[Stored data entries]
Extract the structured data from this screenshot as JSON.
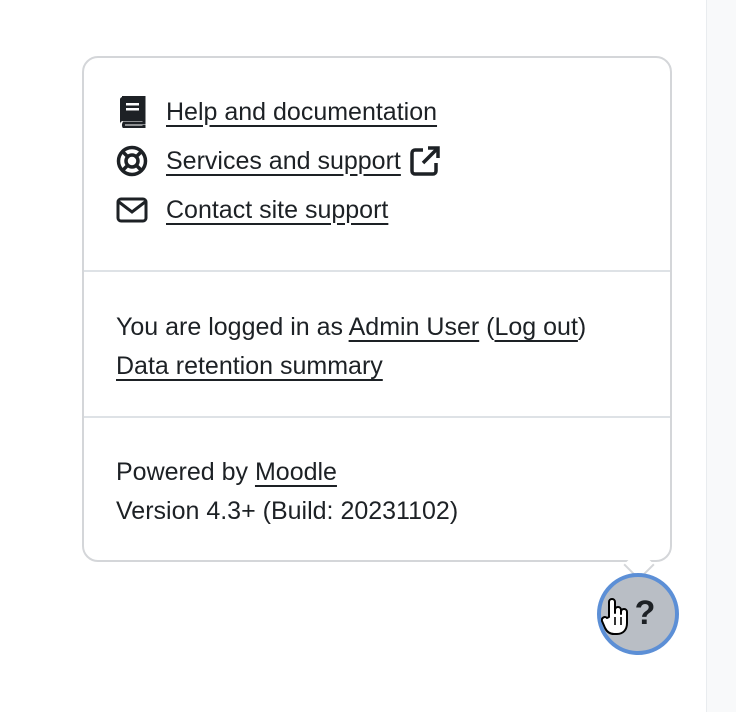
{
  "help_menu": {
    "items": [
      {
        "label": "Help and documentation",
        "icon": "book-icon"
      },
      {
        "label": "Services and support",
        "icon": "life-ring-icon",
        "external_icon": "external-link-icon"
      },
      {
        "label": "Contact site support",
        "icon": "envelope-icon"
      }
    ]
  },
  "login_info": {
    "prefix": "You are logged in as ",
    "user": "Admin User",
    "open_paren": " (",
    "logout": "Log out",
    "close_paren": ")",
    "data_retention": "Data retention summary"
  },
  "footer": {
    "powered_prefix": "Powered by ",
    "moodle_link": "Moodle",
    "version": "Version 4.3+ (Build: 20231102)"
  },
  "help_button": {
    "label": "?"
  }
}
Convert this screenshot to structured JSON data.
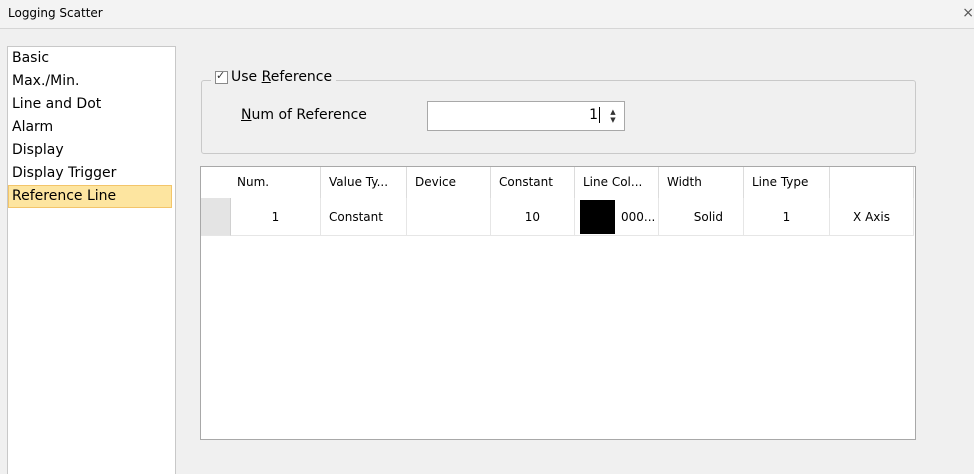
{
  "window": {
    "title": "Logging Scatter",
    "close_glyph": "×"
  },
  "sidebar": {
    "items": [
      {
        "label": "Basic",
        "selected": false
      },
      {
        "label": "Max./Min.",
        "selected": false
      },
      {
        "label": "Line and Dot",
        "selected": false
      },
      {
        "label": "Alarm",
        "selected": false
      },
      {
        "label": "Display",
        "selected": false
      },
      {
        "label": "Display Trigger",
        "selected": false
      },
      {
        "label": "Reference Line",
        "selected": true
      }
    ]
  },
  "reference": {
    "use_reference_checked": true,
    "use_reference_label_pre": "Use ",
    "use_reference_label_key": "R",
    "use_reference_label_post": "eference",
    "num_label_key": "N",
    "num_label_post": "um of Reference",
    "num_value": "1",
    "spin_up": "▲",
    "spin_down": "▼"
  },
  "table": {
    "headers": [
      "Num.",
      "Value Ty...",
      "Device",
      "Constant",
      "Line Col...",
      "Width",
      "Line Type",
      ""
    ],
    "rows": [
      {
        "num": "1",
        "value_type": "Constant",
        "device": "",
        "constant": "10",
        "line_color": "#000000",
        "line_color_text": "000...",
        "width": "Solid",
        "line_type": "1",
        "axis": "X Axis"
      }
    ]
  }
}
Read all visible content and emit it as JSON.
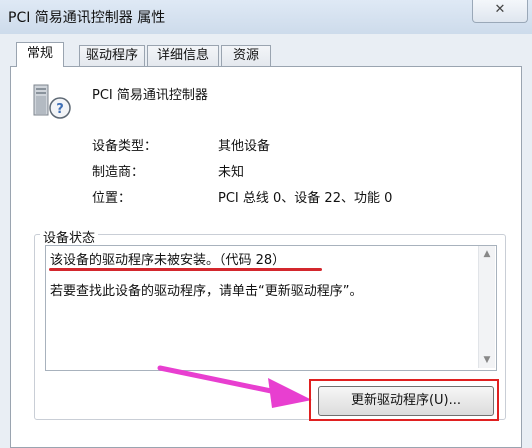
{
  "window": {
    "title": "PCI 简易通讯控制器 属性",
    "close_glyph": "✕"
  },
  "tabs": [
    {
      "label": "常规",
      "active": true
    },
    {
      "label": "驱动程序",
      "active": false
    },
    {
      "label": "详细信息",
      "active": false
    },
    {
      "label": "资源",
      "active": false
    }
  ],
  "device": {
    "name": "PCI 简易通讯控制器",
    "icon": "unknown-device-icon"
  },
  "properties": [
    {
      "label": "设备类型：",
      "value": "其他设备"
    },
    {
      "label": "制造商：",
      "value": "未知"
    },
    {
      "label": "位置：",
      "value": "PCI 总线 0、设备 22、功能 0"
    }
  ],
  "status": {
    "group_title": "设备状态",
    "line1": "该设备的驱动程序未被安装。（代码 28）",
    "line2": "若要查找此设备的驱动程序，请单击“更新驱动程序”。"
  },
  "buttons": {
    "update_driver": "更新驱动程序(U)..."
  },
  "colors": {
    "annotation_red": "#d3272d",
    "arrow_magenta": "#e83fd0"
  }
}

**Problem details**: Retype the listing exactly. Pictures do not belong in the copy.

**Answer for the task**:
Extract the structured data from this screenshot as JSON.
{
  "help_menu": {
    "items": [
      {
        "label": "Help and documentation",
        "icon": "book-icon"
      },
      {
        "label": "Services and support",
        "icon": "life-ring-icon",
        "external_icon": "external-link-icon"
      },
      {
        "label": "Contact site support",
        "icon": "envelope-icon"
      }
    ]
  },
  "login_info": {
    "prefix": "You are logged in as ",
    "user": "Admin User",
    "open_paren": " (",
    "logout": "Log out",
    "close_paren": ")",
    "data_retention": "Data retention summary"
  },
  "footer": {
    "powered_prefix": "Powered by ",
    "moodle_link": "Moodle",
    "version": "Version 4.3+ (Build: 20231102)"
  },
  "help_button": {
    "label": "?"
  }
}
Convert this screenshot to structured JSON data.
{
  "window": {
    "title": "Logging Scatter",
    "close_glyph": "×"
  },
  "sidebar": {
    "items": [
      {
        "label": "Basic",
        "selected": false
      },
      {
        "label": "Max./Min.",
        "selected": false
      },
      {
        "label": "Line and Dot",
        "selected": false
      },
      {
        "label": "Alarm",
        "selected": false
      },
      {
        "label": "Display",
        "selected": false
      },
      {
        "label": "Display Trigger",
        "selected": false
      },
      {
        "label": "Reference Line",
        "selected": true
      }
    ]
  },
  "reference": {
    "use_reference_checked": true,
    "use_reference_label_pre": "Use ",
    "use_reference_label_key": "R",
    "use_reference_label_post": "eference",
    "num_label_key": "N",
    "num_label_post": "um of Reference",
    "num_value": "1",
    "spin_up": "▲",
    "spin_down": "▼"
  },
  "table": {
    "headers": [
      "Num.",
      "Value Ty...",
      "Device",
      "Constant",
      "Line Col...",
      "Width",
      "Line Type",
      ""
    ],
    "rows": [
      {
        "num": "1",
        "value_type": "Constant",
        "device": "",
        "constant": "10",
        "line_color": "#000000",
        "line_color_text": "000...",
        "width": "Solid",
        "line_type": "1",
        "axis": "X Axis"
      }
    ]
  }
}
Read all visible content and emit it as JSON.
{
  "window": {
    "title": "PCI 简易通讯控制器 属性",
    "close_glyph": "✕"
  },
  "tabs": [
    {
      "label": "常规",
      "active": true
    },
    {
      "label": "驱动程序",
      "active": false
    },
    {
      "label": "详细信息",
      "active": false
    },
    {
      "label": "资源",
      "active": false
    }
  ],
  "device": {
    "name": "PCI 简易通讯控制器",
    "icon": "unknown-device-icon"
  },
  "properties": [
    {
      "label": "设备类型：",
      "value": "其他设备"
    },
    {
      "label": "制造商：",
      "value": "未知"
    },
    {
      "label": "位置：",
      "value": "PCI 总线 0、设备 22、功能 0"
    }
  ],
  "status": {
    "group_title": "设备状态",
    "line1": "该设备的驱动程序未被安装。（代码 28）",
    "line2": "若要查找此设备的驱动程序，请单击“更新驱动程序”。"
  },
  "buttons": {
    "update_driver": "更新驱动程序(U)..."
  },
  "colors": {
    "annotation_red": "#d3272d",
    "arrow_magenta": "#e83fd0"
  }
}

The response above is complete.